▸ TASK DESCRIPTION: Among these lines, how many include "odontoiatrico"? Answer only with the number.

▸ DATA:
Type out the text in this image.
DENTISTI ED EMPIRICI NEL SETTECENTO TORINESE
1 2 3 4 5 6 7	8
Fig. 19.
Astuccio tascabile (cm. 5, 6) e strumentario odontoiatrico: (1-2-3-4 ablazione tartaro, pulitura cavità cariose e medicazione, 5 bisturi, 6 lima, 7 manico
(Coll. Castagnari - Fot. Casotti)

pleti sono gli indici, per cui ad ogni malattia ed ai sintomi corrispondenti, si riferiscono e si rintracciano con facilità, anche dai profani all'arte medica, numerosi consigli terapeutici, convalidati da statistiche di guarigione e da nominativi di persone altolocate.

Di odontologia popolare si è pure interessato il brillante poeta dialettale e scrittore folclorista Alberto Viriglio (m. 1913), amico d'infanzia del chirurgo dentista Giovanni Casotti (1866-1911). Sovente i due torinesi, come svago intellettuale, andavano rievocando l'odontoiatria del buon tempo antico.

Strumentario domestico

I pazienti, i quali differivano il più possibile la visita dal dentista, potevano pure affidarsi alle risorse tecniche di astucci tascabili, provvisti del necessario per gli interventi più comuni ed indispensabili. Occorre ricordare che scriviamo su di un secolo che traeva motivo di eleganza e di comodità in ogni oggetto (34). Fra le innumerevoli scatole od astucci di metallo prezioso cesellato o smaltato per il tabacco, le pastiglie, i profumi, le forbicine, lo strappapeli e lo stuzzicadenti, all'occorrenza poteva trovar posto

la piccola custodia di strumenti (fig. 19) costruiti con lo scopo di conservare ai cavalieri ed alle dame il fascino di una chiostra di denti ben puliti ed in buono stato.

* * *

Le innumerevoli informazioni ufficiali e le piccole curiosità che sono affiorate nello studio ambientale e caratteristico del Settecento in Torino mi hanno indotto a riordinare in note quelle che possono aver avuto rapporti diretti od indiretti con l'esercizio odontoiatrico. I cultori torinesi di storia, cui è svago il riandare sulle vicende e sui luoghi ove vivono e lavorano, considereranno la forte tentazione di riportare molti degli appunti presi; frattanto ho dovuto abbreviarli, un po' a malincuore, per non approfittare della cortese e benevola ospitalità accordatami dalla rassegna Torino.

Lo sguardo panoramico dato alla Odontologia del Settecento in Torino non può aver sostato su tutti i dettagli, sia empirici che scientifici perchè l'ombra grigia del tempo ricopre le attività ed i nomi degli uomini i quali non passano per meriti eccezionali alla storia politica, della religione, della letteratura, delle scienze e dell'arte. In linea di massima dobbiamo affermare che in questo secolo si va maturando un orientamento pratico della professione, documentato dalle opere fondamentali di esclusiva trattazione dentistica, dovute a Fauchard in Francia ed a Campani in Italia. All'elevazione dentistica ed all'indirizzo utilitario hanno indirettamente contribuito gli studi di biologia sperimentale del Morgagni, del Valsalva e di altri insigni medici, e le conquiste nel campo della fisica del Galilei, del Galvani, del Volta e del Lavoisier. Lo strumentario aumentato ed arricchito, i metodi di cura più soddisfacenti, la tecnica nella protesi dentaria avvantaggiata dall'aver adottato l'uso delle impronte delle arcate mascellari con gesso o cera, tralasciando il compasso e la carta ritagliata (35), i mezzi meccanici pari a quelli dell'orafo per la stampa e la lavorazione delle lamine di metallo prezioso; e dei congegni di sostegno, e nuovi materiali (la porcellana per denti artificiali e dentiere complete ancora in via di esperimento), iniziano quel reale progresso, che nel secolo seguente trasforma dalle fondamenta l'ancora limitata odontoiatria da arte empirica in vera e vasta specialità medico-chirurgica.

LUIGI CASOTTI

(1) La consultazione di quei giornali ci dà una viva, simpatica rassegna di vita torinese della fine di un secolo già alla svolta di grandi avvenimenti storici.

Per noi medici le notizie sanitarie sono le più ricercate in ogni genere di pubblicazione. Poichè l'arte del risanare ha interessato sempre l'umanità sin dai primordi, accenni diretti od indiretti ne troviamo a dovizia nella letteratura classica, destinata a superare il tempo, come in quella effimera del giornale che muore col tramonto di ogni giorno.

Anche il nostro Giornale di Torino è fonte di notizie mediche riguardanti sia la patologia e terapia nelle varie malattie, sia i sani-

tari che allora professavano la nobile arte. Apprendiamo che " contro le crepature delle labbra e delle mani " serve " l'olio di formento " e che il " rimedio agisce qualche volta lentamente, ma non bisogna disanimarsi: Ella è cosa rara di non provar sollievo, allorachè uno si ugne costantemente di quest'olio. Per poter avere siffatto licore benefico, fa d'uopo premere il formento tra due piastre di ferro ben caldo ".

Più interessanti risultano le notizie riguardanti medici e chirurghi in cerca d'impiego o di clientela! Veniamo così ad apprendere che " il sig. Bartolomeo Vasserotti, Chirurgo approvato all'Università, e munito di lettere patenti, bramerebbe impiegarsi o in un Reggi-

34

▸ EXERCISE OUTPUT: 2